• [Boxed element entries]
================

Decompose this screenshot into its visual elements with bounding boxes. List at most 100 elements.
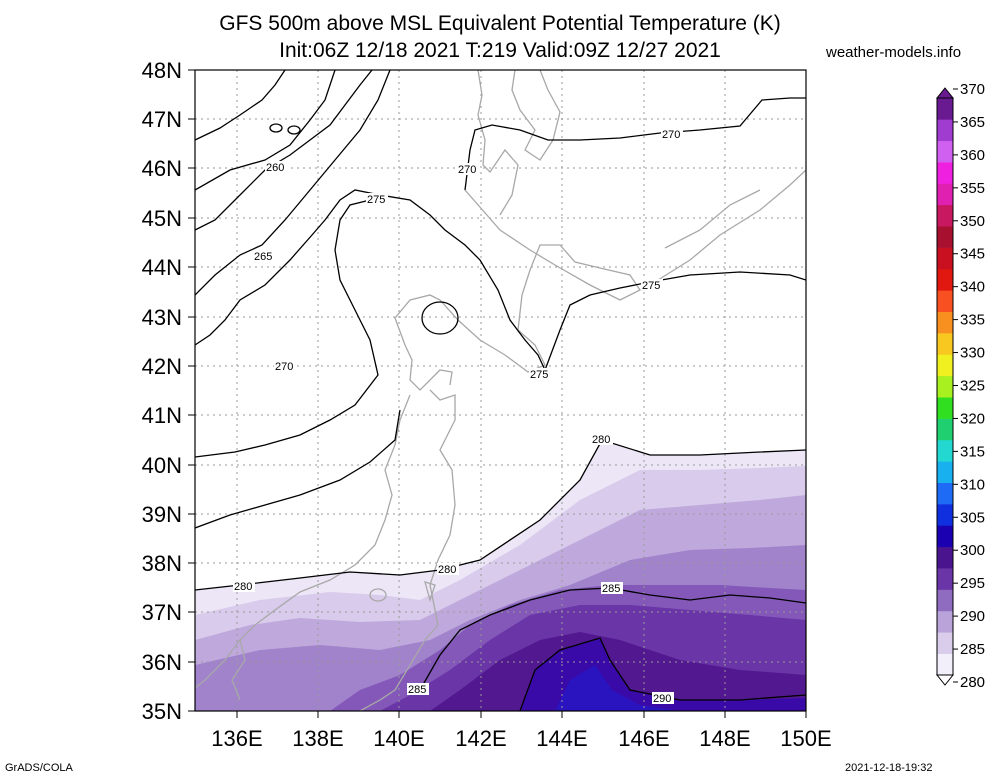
map-title: GFS 500m above MSL Equivalent Potential … [219,12,781,35]
colorbar-swatch [937,589,953,612]
lon-tick-label: 144E [536,726,587,751]
contour-label: 280 [438,564,456,576]
contour-label: 270 [275,361,293,373]
colorbar-swatch [937,183,953,206]
colorbar-label: 365 [960,114,985,131]
lat-tick-label: 46N [142,156,182,181]
lat-tick-label: 47N [142,107,182,132]
colorbar-swatch [937,482,953,505]
lat-tick-label: 38N [142,551,182,576]
colorbar-bottom-arrow [935,674,955,686]
colorbar-swatch [937,162,953,184]
colorbar-label: 320 [960,410,985,427]
contour-label: 280 [234,581,252,593]
colorbar-label: 310 [960,476,985,493]
lat-tick-label: 48N [142,58,182,83]
plot-frame [194,69,807,712]
tick-marks [188,69,807,718]
colorbar-swatch [937,333,953,355]
contour-label: 280 [592,434,610,446]
contour-label: 270 [458,164,476,176]
lon-tick-label: 140E [373,726,424,751]
colorbar-labels: 280 285 290 295 300 305 310 315 320 325 330 335 340 3… [953,81,985,691]
colorbar-label: 305 [960,509,985,526]
colorbar-label: 350 [960,213,985,230]
colorbar-label: 325 [960,378,985,395]
colorbar-swatch [937,119,953,142]
coastlines [195,70,806,711]
colorbar-swatch [937,311,953,334]
colorbar-label: 345 [960,246,985,263]
contour-label: 275 [530,369,548,381]
colorbar-label: 370 [960,81,985,98]
colorbar-label: 340 [960,279,985,296]
lat-tick-label: 44N [142,255,182,280]
generation-timestamp: 2021-12-18-19:32 [845,762,933,774]
colorbar-label: 300 [960,542,985,559]
colorbar-swatch [937,375,953,398]
colorbar-swatch [937,504,953,526]
map-subtitle: Init:06Z 12/18 2021 T:219 Valid:09Z 12/2… [279,39,721,62]
software-credit: GrADS/COLA [5,762,73,774]
lat-tick-label: 45N [142,206,182,231]
colorbar-swatch [937,226,953,248]
colorbar-swatch [937,439,953,462]
colorbar-label: 360 [960,147,985,164]
colorbar-top-arrow [935,87,955,99]
colorbar-swatch [937,632,953,654]
colorbar-swatch [937,98,953,120]
colorbar [935,87,955,686]
colorbar-swatch [937,653,953,676]
site-credit: weather-models.info [826,44,962,61]
lat-tick-label: 35N [142,699,182,724]
contour-label: 275 [642,280,660,292]
colorbar-frame [936,97,954,676]
contour-label: 290 [653,693,671,705]
lon-tick-label: 150E [780,726,831,751]
shaded-field [195,440,806,711]
colorbar-swatch [937,268,953,291]
contour-label: 270 [662,129,680,141]
lat-tick-label: 43N [142,305,182,330]
colorbar-swatch [937,461,953,483]
lon-tick-label: 142E [455,726,506,751]
colorbar-label: 290 [960,608,985,625]
latitude-labels: 35N 36N 37N 38N 39N 40N 41N 42N 43N 44N … [142,58,182,724]
contour-label: 275 [367,194,385,206]
colorbar-swatch [937,247,953,270]
graticule [195,70,806,711]
colorbar-swatch [937,204,953,227]
lat-tick-label: 39N [142,502,182,527]
longitude-labels: 136E 138E 140E 142E 144E 146E 148E 150E [211,726,831,751]
contour-label: 285 [408,684,426,696]
colorbar-swatch [937,290,953,313]
colorbar-label: 330 [960,345,985,362]
colorbar-label: 355 [960,180,985,197]
lon-tick-label: 146E [618,726,669,751]
shade-300 [555,665,680,711]
colorbar-label: 315 [960,443,985,460]
colorbar-swatch [937,140,953,163]
lat-tick-label: 42N [142,354,182,379]
colorbar-swatch [937,546,953,569]
lon-tick-label: 136E [211,726,262,751]
contour-label: 260 [266,162,284,174]
lat-tick-label: 40N [142,453,182,478]
colorbar-swatch [937,354,953,377]
colorbar-label: 285 [960,641,985,658]
colorbar-swatch [937,568,953,590]
lon-tick-label: 138E [292,726,343,751]
lon-tick-label: 148E [699,726,750,751]
lat-tick-label: 37N [142,600,182,625]
lat-tick-label: 41N [142,403,182,428]
contour-label: 285 [602,583,620,595]
contour-labels: 260 265 270 270 270 275 275 275 280 280 … [233,128,683,705]
colorbar-swatch [937,418,953,441]
contour-label: 265 [254,251,272,263]
lat-tick-label: 36N [142,650,182,675]
colorbar-label: 280 [960,674,985,691]
colorbar-swatch [937,525,953,548]
colorbar-label: 295 [960,575,985,592]
colorbar-swatch [937,610,953,633]
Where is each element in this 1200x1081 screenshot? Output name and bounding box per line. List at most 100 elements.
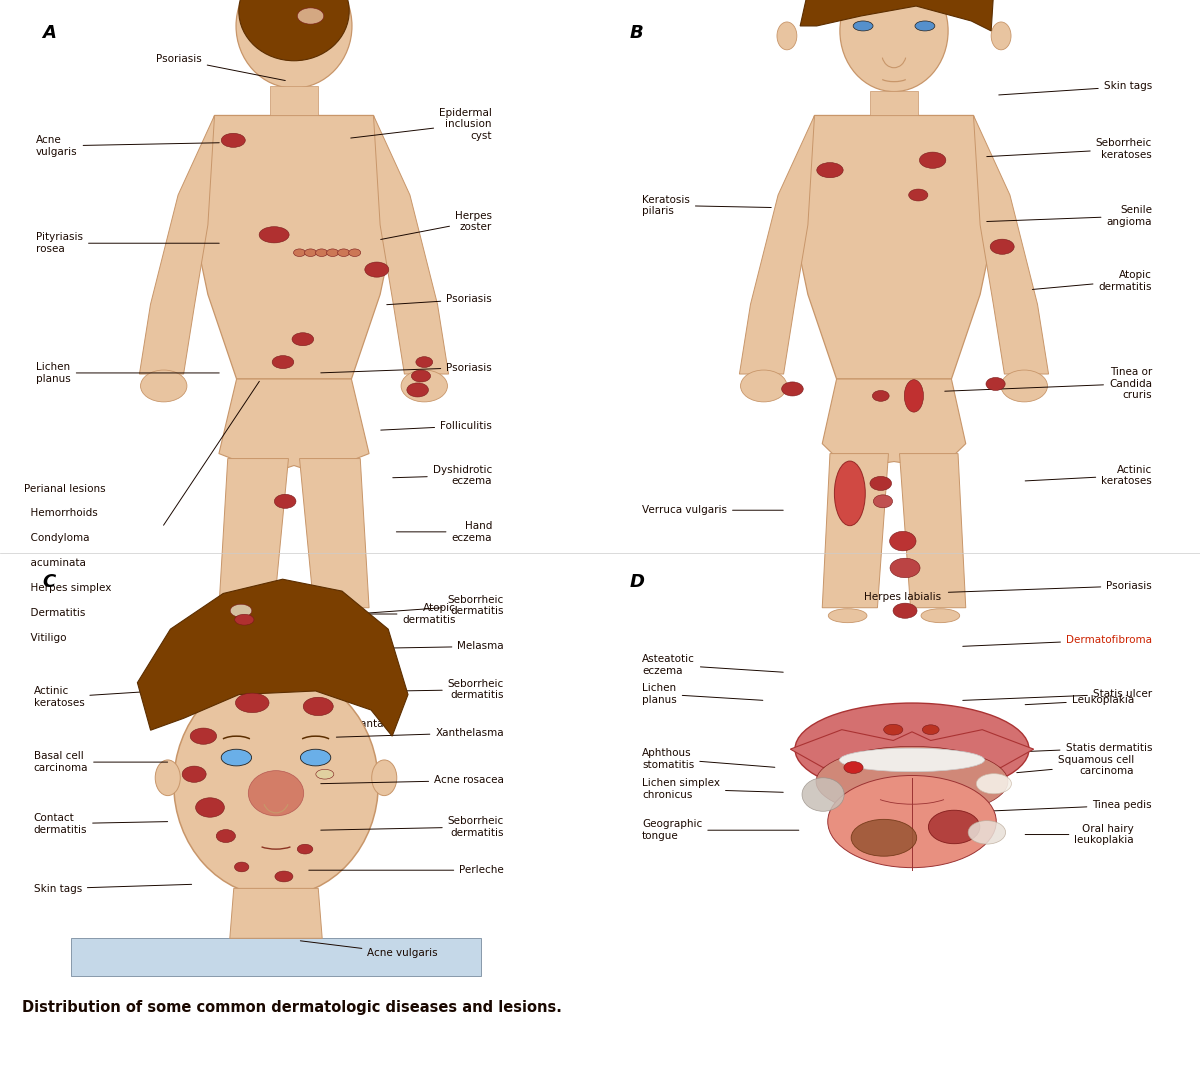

================

• [THE TASK] Edit all the items above so that every "lat-tick-label" becomes "latitude-tick-label", keeping everything else the same. Leave the pictures out of your answer.

• [THE OUTPUT]
Decompose this screenshot into its visual elements with bounding boxes. List at most 100 elements.
map-title: GFS 500m above MSL Equivalent Potential … [219,12,781,35]
colorbar-swatch [937,589,953,612]
lon-tick-label: 144E [536,726,587,751]
contour-label: 280 [438,564,456,576]
contour-label: 270 [275,361,293,373]
colorbar-swatch [937,183,953,206]
colorbar-label: 365 [960,114,985,131]
latitude-tick-label: 46N [142,156,182,181]
latitude-tick-label: 47N [142,107,182,132]
colorbar-swatch [937,482,953,505]
latitude-tick-label: 38N [142,551,182,576]
colorbar-bottom-arrow [935,674,955,686]
colorbar-swatch [937,162,953,184]
colorbar-label: 320 [960,410,985,427]
contour-label: 280 [234,581,252,593]
colorbar-label: 310 [960,476,985,493]
latitude-tick-label: 48N [142,58,182,83]
plot-frame [194,69,807,712]
tick-marks [188,69,807,718]
colorbar-swatch [937,333,953,355]
contour-label: 280 [592,434,610,446]
contour-label: 270 [458,164,476,176]
lon-tick-label: 140E [373,726,424,751]
colorbar-labels: 280 285 290 295 300 305 310 315 320 325 330 335 340 3… [953,81,985,691]
colorbar-label: 305 [960,509,985,526]
colorbar-label: 350 [960,213,985,230]
colorbar-label: 325 [960,378,985,395]
colorbar-swatch [937,119,953,142]
coastlines [195,70,806,711]
colorbar-swatch [937,311,953,334]
colorbar-label: 345 [960,246,985,263]
contour-label: 275 [530,369,548,381]
colorbar-label: 370 [960,81,985,98]
colorbar-label: 340 [960,279,985,296]
latitude-tick-label: 44N [142,255,182,280]
generation-timestamp: 2021-12-18-19:32 [845,762,933,774]
colorbar-label: 300 [960,542,985,559]
colorbar-swatch [937,375,953,398]
colorbar-swatch [937,504,953,526]
map-subtitle: Init:06Z 12/18 2021 T:219 Valid:09Z 12/2… [279,39,721,62]
software-credit: GrADS/COLA [5,762,73,774]
latitude-tick-label: 45N [142,206,182,231]
colorbar-swatch [937,226,953,248]
colorbar-swatch [937,439,953,462]
colorbar-label: 360 [960,147,985,164]
colorbar-top-arrow [935,87,955,99]
colorbar-swatch [937,632,953,654]
colorbar-swatch [937,98,953,120]
colorbar [935,87,955,686]
colorbar-swatch [937,653,953,676]
site-credit: weather-models.info [826,44,962,61]
latitude-tick-label: 35N [142,699,182,724]
contour-label: 275 [642,280,660,292]
colorbar-frame [936,97,954,676]
contour-label: 290 [653,693,671,705]
lon-tick-label: 150E [780,726,831,751]
shaded-field [195,440,806,711]
colorbar-swatch [937,268,953,291]
contour-label: 270 [662,129,680,141]
latitude-tick-label: 43N [142,305,182,330]
colorbar-swatch [937,461,953,483]
lon-tick-label: 142E [455,726,506,751]
colorbar-label: 290 [960,608,985,625]
latitude-labels: 35N 36N 37N 38N 39N 40N 41N 42N 43N 44N … [142,58,182,724]
contour-label: 275 [367,194,385,206]
colorbar-swatch [937,247,953,270]
graticule [195,70,806,711]
colorbar-swatch [937,204,953,227]
latitude-tick-label: 39N [142,502,182,527]
longitude-labels: 136E 138E 140E 142E 144E 146E 148E 150E [211,726,831,751]
contour-label: 285 [408,684,426,696]
colorbar-swatch [937,290,953,313]
colorbar-label: 330 [960,345,985,362]
colorbar-label: 355 [960,180,985,197]
lon-tick-label: 146E [618,726,669,751]
shade-300 [555,665,680,711]
colorbar-label: 315 [960,443,985,460]
colorbar-swatch [937,140,953,163]
latitude-tick-label: 42N [142,354,182,379]
colorbar-swatch [937,546,953,569]
lon-tick-label: 136E [211,726,262,751]
contour-label: 260 [266,162,284,174]
latitude-tick-label: 40N [142,453,182,478]
colorbar-swatch [937,354,953,377]
colorbar-label: 285 [960,641,985,658]
colorbar-swatch [937,568,953,590]
lon-tick-label: 138E [292,726,343,751]
lon-tick-label: 148E [699,726,750,751]
latitude-tick-label: 37N [142,600,182,625]
latitude-tick-label: 41N [142,403,182,428]
contour-label: 285 [602,583,620,595]
contour-labels: 260 265 270 270 270 275 275 275 280 280 … [233,128,683,705]
colorbar-swatch [937,418,953,441]
contour-label: 265 [254,251,272,263]
latitude-tick-label: 36N [142,650,182,675]
colorbar-label: 280 [960,674,985,691]
colorbar-swatch [937,525,953,548]
colorbar-label: 295 [960,575,985,592]
colorbar-swatch [937,610,953,633]
Where is each element in this 1200x1081 screenshot? Output name and bounding box per line. List at most 100 elements.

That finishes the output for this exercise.